> **EXTRACT PROVIDED**
A fledgling geopolitics also required greater wisdom and diplomatic skill. This was the beginning of empire, a stage that was always God’s ultimate intention. Empire is not evil per se, any more than kingdom or any other authority is inherently evil. What makes the difference is the character of that authority. The predatory nature of the rule of Nebuchadnezzar changed entirely after he was “cut down” and humbled by the God of Daniel. In the plan of God, there must always be a Lamb’s heart before the court of heaven in the rule of a Lion in a court on earth. Solomon began his reign in submission to God, and was thus given great wisdom, power, and wealth. Each of the seven steps to his throne was flanked by lions, surrounded by beasts like the throne of God in heaven. He was what Adam was intended to be, and what Christ is now—a wise shepherd who jealously serves and guards His people, and rules over all “beasts” with a rod of iron.

But where David’s heart was circumcised before God for behaving like Pharaoh, Solomon forsook the task of godly “intermarriage” with the Gentile nations by despising and ultimately robbing faithful Hiram of Tyre, who had brought the riches of the nations into the house of God. Instead, Solomon not only dallied with Egypt, committing the same sins as the Sethite priesthood before the Great Flood, but also took on the characteristics of a Pharaoh in precisely the ways that Moses had forbidden.

> **DATA EXCERPTS**
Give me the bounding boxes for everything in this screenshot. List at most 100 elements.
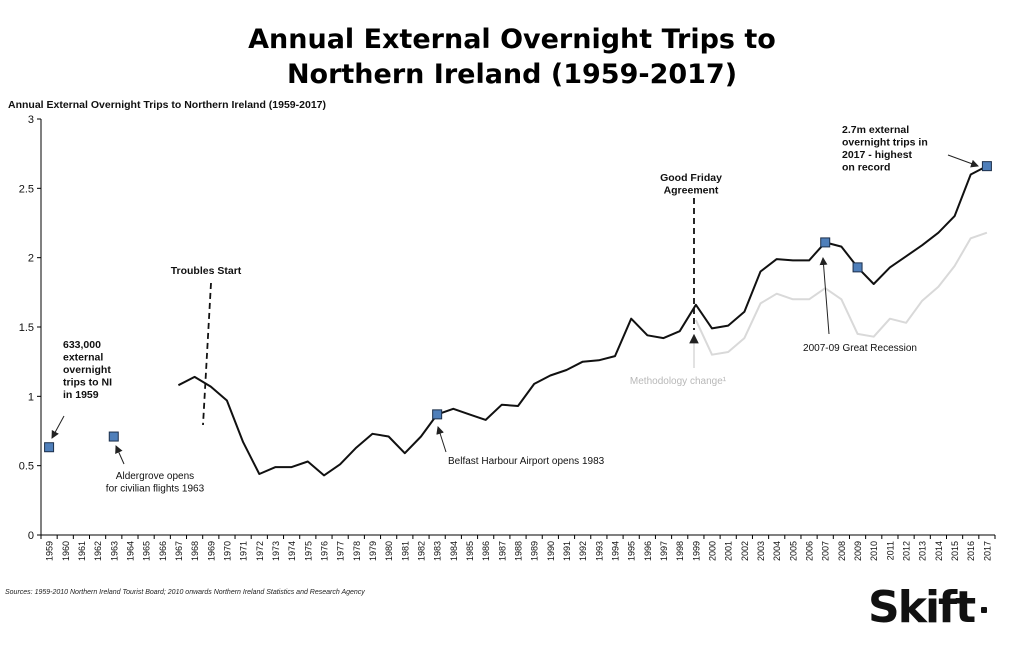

...

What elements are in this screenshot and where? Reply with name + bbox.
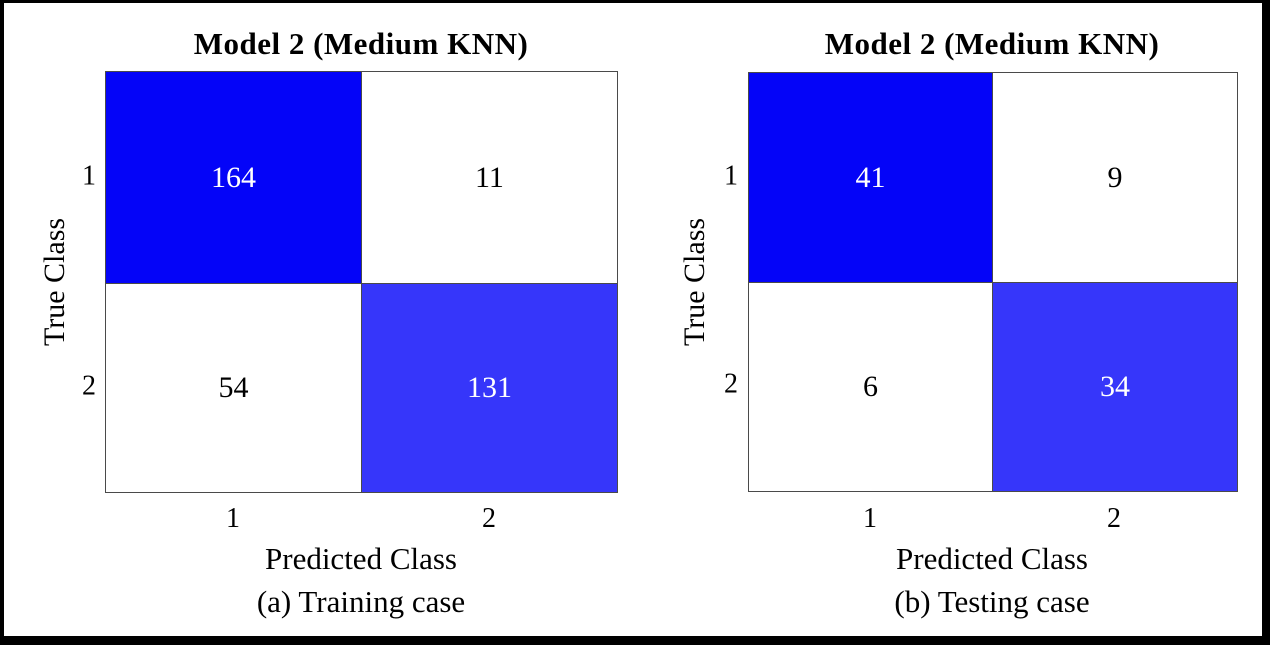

> **COMPLETE THE FOLLOWING**
1. Update the passage on Solomon's reign from "But where David’s" up to and including "Moses had forbidden.", replacing "Hiram of Tyre" with "the king of Tyre".
2. Translate this sentence from the passage on Solomon's reign into Spanish: "Empire is not evil per se, any more than kingdom or any other authority is inherently evil."
3. According to the passage on Solomon's reign, why was Solomon given great wisdom, power, and wealth? Answer in one to three sentences.

> **RESPONSES BY TASK**
1.
But where David’s heart was circumcised before God for behaving like Pharaoh, Solomon forsook the task of godly “intermarriage” with the Gentile nations by despising and ultimately robbing faithful the king of Tyre, who had brought the riches of the nations into the house of God. Instead, Solomon not only dallied with Egypt, committing the same sins as the Sethite priesthood before the Great Flood, but also took on the characteristics of a Pharaoh in precisely the ways that Moses had forbidden.

2. El imperio no es malo per se, del mismo modo que el reino o cualquier otra autoridad no son intrínsecamente malos.

3. He received them because he began his reign in submission to God.